• **Requirement**: Would you copy out the whole listing exactly as given?
* start *
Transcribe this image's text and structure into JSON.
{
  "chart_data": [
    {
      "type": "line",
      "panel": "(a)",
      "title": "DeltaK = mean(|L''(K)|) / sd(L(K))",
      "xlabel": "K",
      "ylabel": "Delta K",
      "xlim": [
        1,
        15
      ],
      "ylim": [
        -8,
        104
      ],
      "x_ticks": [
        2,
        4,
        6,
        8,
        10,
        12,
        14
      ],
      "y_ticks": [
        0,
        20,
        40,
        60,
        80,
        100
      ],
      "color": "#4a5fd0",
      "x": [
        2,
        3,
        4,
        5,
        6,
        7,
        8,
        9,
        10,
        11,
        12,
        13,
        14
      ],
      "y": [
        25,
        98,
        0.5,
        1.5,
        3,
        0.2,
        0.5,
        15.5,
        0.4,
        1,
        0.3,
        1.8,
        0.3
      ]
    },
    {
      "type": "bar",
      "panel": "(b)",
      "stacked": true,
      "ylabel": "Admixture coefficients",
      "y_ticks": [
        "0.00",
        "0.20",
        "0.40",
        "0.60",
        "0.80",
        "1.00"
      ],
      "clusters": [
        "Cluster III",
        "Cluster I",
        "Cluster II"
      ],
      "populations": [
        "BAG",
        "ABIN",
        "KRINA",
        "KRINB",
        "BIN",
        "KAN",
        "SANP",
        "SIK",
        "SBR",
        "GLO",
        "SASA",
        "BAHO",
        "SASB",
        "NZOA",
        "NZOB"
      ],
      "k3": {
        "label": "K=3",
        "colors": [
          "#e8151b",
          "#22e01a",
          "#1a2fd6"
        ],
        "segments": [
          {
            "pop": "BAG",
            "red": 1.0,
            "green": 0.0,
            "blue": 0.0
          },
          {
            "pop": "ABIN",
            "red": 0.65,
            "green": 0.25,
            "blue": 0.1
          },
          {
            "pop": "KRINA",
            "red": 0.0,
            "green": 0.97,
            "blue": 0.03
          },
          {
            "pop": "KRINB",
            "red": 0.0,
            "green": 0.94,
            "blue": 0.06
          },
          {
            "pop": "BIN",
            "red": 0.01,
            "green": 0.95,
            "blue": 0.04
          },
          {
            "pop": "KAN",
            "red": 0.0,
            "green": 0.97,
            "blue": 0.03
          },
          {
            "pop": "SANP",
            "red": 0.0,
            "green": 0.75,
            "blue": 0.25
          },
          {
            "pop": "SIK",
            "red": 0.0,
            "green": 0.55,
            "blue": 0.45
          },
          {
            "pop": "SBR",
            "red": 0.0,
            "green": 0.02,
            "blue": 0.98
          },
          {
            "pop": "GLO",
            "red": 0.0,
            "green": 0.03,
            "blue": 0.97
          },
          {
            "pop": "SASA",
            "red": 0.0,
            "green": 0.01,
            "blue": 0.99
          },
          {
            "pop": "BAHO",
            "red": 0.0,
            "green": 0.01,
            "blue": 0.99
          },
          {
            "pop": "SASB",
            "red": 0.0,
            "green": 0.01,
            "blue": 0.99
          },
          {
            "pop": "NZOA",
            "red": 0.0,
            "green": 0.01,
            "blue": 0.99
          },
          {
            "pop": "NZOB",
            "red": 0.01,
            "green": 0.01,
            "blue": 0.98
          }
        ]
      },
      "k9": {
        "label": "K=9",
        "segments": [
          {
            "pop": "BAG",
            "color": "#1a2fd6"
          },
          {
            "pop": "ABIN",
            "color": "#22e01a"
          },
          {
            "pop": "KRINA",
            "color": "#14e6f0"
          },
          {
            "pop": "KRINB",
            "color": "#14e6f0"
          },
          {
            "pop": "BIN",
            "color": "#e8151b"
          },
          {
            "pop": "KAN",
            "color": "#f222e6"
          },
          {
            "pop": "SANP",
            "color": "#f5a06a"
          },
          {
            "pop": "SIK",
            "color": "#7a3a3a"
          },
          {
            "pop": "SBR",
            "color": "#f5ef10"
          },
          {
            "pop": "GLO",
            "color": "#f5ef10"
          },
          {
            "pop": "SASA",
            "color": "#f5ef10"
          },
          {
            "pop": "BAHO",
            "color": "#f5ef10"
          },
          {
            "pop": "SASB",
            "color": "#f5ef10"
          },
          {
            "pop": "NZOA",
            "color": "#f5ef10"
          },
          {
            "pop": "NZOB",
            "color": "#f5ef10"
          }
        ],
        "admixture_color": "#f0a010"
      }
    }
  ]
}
* end *
• **Output**:
Transcribe this image's text and structure into JSON.
{
  "chart_data": [
    {
      "type": "line",
      "panel": "(a)",
      "title": "DeltaK = mean(|L''(K)|) / sd(L(K))",
      "xlabel": "K",
      "ylabel": "Delta K",
      "xlim": [
        1,
        15
      ],
      "ylim": [
        -8,
        104
      ],
      "x_ticks": [
        2,
        4,
        6,
        8,
        10,
        12,
        14
      ],
      "y_ticks": [
        0,
        20,
        40,
        60,
        80,
        100
      ],
      "color": "#4a5fd0",
      "x": [
        2,
        3,
        4,
        5,
        6,
        7,
        8,
        9,
        10,
        11,
        12,
        13,
        14
      ],
      "y": [
        25,
        98,
        0.5,
        1.5,
        3,
        0.2,
        0.5,
        15.5,
        0.4,
        1,
        0.3,
        1.8,
        0.3
      ]
    },
    {
      "type": "bar",
      "panel": "(b)",
      "stacked": true,
      "ylabel": "Admixture coefficients",
      "y_ticks": [
        "0.00",
        "0.20",
        "0.40",
        "0.60",
        "0.80",
        "1.00"
      ],
      "clusters": [
        "Cluster III",
        "Cluster I",
        "Cluster II"
      ],
      "populations": [
        "BAG",
        "ABIN",
        "KRINA",
        "KRINB",
        "BIN",
        "KAN",
        "SANP",
        "SIK",
        "SBR",
        "GLO",
        "SASA",
        "BAHO",
        "SASB",
        "NZOA",
        "NZOB"
      ],
      "k3": {
        "label": "K=3",
        "colors": [
          "#e8151b",
          "#22e01a",
          "#1a2fd6"
        ],
        "segments": [
          {
            "pop": "BAG",
            "red": 1.0,
            "green": 0.0,
            "blue": 0.0
          },
          {
            "pop": "ABIN",
            "red": 0.65,
            "green": 0.25,
            "blue": 0.1
          },
          {
            "pop": "KRINA",
            "red": 0.0,
            "green": 0.97,
            "blue": 0.03
          },
          {
            "pop": "KRINB",
            "red": 0.0,
            "green": 0.94,
            "blue": 0.06
          },
          {
            "pop": "BIN",
            "red": 0.01,
            "green": 0.95,
            "blue": 0.04
          },
          {
            "pop": "KAN",
            "red": 0.0,
            "green": 0.97,
            "blue": 0.03
          },
          {
            "pop": "SANP",
            "red": 0.0,
            "green": 0.75,
            "blue": 0.25
          },
          {
            "pop": "SIK",
            "red": 0.0,
            "green": 0.55,
            "blue": 0.45
          },
          {
            "pop": "SBR",
            "red": 0.0,
            "green": 0.02,
            "blue": 0.98
          },
          {
            "pop": "GLO",
            "red": 0.0,
            "green": 0.03,
            "blue": 0.97
          },
          {
            "pop": "SASA",
            "red": 0.0,
            "green": 0.01,
            "blue": 0.99
          },
          {
            "pop": "BAHO",
            "red": 0.0,
            "green": 0.01,
            "blue": 0.99
          },
          {
            "pop": "SASB",
            "red": 0.0,
            "green": 0.01,
            "blue": 0.99
          },
          {
            "pop": "NZOA",
            "red": 0.0,
            "green": 0.01,
            "blue": 0.99
          },
          {
            "pop": "NZOB",
            "red": 0.01,
            "green": 0.01,
            "blue": 0.98
          }
        ]
      },
      "k9": {
        "label": "K=9",
        "segments": [
          {
            "pop": "BAG",
            "color": "#1a2fd6"
          },
          {
            "pop": "ABIN",
            "color": "#22e01a"
          },
          {
            "pop": "KRINA",
            "color": "#14e6f0"
          },
          {
            "pop": "KRINB",
            "color": "#14e6f0"
          },
          {
            "pop": "BIN",
            "color": "#e8151b"
          },
          {
            "pop": "KAN",
            "color": "#f222e6"
          },
          {
            "pop": "SANP",
            "color": "#f5a06a"
          },
          {
            "pop": "SIK",
            "color": "#7a3a3a"
          },
          {
            "pop": "SBR",
            "color": "#f5ef10"
          },
          {
            "pop": "GLO",
            "color": "#f5ef10"
          },
          {
            "pop": "SASA",
            "color": "#f5ef10"
          },
          {
            "pop": "BAHO",
            "color": "#f5ef10"
          },
          {
            "pop": "SASB",
            "color": "#f5ef10"
          },
          {
            "pop": "NZOA",
            "color": "#f5ef10"
          },
          {
            "pop": "NZOB",
            "color": "#f5ef10"
          }
        ],
        "admixture_color": "#f0a010"
      }
    }
  ]
}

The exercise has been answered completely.